GIVEN EXERCISE —
Each entry below must be repeated word for word.

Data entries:
____________

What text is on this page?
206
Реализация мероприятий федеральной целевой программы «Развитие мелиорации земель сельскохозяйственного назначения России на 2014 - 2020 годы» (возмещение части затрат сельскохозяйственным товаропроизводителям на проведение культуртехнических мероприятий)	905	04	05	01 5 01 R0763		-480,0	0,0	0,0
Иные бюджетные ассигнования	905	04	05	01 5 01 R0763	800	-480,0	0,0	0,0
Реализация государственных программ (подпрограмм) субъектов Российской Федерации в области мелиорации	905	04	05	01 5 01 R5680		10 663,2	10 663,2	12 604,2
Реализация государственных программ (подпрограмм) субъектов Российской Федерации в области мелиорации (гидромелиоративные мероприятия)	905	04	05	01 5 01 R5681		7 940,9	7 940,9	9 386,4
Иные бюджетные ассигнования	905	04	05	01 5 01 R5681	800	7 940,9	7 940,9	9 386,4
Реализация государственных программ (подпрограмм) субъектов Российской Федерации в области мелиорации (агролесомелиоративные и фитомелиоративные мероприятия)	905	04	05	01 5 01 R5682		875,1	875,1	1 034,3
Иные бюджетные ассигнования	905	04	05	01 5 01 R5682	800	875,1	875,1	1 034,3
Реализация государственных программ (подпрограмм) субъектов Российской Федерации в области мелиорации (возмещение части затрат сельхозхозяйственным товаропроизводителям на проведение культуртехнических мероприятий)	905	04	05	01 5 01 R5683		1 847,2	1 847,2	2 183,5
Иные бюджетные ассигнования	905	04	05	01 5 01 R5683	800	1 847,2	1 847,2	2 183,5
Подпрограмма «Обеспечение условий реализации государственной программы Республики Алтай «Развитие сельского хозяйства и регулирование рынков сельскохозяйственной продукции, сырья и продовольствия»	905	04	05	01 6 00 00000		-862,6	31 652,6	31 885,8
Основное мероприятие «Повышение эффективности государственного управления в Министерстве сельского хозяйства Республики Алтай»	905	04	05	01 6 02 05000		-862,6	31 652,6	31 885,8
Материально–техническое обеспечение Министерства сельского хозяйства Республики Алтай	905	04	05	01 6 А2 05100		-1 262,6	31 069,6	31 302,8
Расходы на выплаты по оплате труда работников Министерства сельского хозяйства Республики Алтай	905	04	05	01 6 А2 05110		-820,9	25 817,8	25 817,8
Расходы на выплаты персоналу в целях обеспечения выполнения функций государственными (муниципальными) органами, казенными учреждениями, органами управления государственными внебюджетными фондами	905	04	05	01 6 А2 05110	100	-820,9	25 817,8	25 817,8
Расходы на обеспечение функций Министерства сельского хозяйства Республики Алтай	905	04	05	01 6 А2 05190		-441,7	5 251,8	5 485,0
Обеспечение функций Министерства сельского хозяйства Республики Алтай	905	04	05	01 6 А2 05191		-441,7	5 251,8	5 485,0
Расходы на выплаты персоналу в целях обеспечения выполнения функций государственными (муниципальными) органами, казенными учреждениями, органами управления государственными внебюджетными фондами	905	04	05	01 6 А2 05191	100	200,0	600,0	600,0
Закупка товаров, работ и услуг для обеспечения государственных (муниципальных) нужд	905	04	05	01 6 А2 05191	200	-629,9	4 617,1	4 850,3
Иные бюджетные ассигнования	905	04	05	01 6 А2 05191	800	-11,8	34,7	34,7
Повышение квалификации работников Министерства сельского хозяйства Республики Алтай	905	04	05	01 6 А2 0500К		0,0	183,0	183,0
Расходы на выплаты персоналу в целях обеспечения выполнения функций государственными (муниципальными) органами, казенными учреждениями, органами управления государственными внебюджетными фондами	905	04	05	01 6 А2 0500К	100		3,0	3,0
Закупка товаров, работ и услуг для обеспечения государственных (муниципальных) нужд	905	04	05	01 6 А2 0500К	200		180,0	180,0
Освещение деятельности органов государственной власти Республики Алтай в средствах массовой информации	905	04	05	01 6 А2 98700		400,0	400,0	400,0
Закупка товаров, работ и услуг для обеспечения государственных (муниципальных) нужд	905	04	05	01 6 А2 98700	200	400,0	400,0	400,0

____________

TASK SOLUTION —
What text is on this page?
206
Реализация мероприятий федеральной целевой программы «Развитие мелиорации земель сельскохозяйственного назначения России на 2014 - 2020 годы» (возмещение части затрат сельскохозяйственным товаропроизводителям на проведение культуртехнических мероприятий)	905	04	05	01 5 01 R0763		-480,0	0,0	0,0
Иные бюджетные ассигнования	905	04	05	01 5 01 R0763	800	-480,0	0,0	0,0
Реализация государственных программ (подпрограмм) субъектов Российской Федерации в области мелиорации	905	04	05	01 5 01 R5680		10 663,2	10 663,2	12 604,2
Реализация государственных программ (подпрограмм) субъектов Российской Федерации в области мелиорации (гидромелиоративные мероприятия)	905	04	05	01 5 01 R5681		7 940,9	7 940,9	9 386,4
Иные бюджетные ассигнования	905	04	05	01 5 01 R5681	800	7 940,9	7 940,9	9 386,4
Реализация государственных программ (подпрограмм) субъектов Российской Федерации в области мелиорации (агролесомелиоративные и фитомелиоративные мероприятия)	905	04	05	01 5 01 R5682		875,1	875,1	1 034,3
Иные бюджетные ассигнования	905	04	05	01 5 01 R5682	800	875,1	875,1	1 034,3
Реализация государственных программ (подпрограмм) субъектов Российской Федерации в области мелиорации (возмещение части затрат сельхозхозяйственным товаропроизводителям на проведение культуртехнических мероприятий)	905	04	05	01 5 01 R5683		1 847,2	1 847,2	2 183,5
Иные бюджетные ассигнования	905	04	05	01 5 01 R5683	800	1 847,2	1 847,2	2 183,5
Подпрограмма «Обеспечение условий реализации государственной программы Республики Алтай «Развитие сельского хозяйства и регулирование рынков сельскохозяйственной продукции, сырья и продовольствия»	905	04	05	01 6 00 00000		-862,6	31 652,6	31 885,8
Основное мероприятие «Повышение эффективности государственного управления в Министерстве сельского хозяйства Республики Алтай»	905	04	05	01 6 02 05000		-862,6	31 652,6	31 885,8
Материально–техническое обеспечение Министерства сельского хозяйства Республики Алтай	905	04	05	01 6 А2 05100		-1 262,6	31 069,6	31 302,8
Расходы на выплаты по оплате труда работников Министерства сельского хозяйства Республики Алтай	905	04	05	01 6 А2 05110		-820,9	25 817,8	25 817,8
Расходы на выплаты персоналу в целях обеспечения выполнения функций государственными (муниципальными) органами, казенными учреждениями, органами управления государственными внебюджетными фондами	905	04	05	01 6 А2 05110	100	-820,9	25 817,8	25 817,8
Расходы на обеспечение функций Министерства сельского хозяйства Республики Алтай	905	04	05	01 6 А2 05190		-441,7	5 251,8	5 485,0
Обеспечение функций Министерства сельского хозяйства Республики Алтай	905	04	05	01 6 А2 05191		-441,7	5 251,8	5 485,0
Расходы на выплаты персоналу в целях обеспечения выполнения функций государственными (муниципальными) органами, казенными учреждениями, органами управления государственными внебюджетными фондами	905	04	05	01 6 А2 05191	100	200,0	600,0	600,0
Закупка товаров, работ и услуг для обеспечения государственных (муниципальных) нужд	905	04	05	01 6 А2 05191	200	-629,9	4 617,1	4 850,3
Иные бюджетные ассигнования	905	04	05	01 6 А2 05191	800	-11,8	34,7	34,7
Повышение квалификации работников Министерства сельского хозяйства Республики Алтай	905	04	05	01 6 А2 0500К		0,0	183,0	183,0
Расходы на выплаты персоналу в целях обеспечения выполнения функций государственными (муниципальными) органами, казенными учреждениями, органами управления государственными внебюджетными фондами	905	04	05	01 6 А2 0500К	100		3,0	3,0
Закупка товаров, работ и услуг для обеспечения государственных (муниципальных) нужд	905	04	05	01 6 А2 0500К	200		180,0	180,0
Освещение деятельности органов государственной власти Республики Алтай в средствах массовой информации	905	04	05	01 6 А2 98700		400,0	400,0	400,0
Закупка товаров, работ и услуг для обеспечения государственных (муниципальных) нужд	905	04	05	01 6 А2 98700	200	400,0	400,0	400,0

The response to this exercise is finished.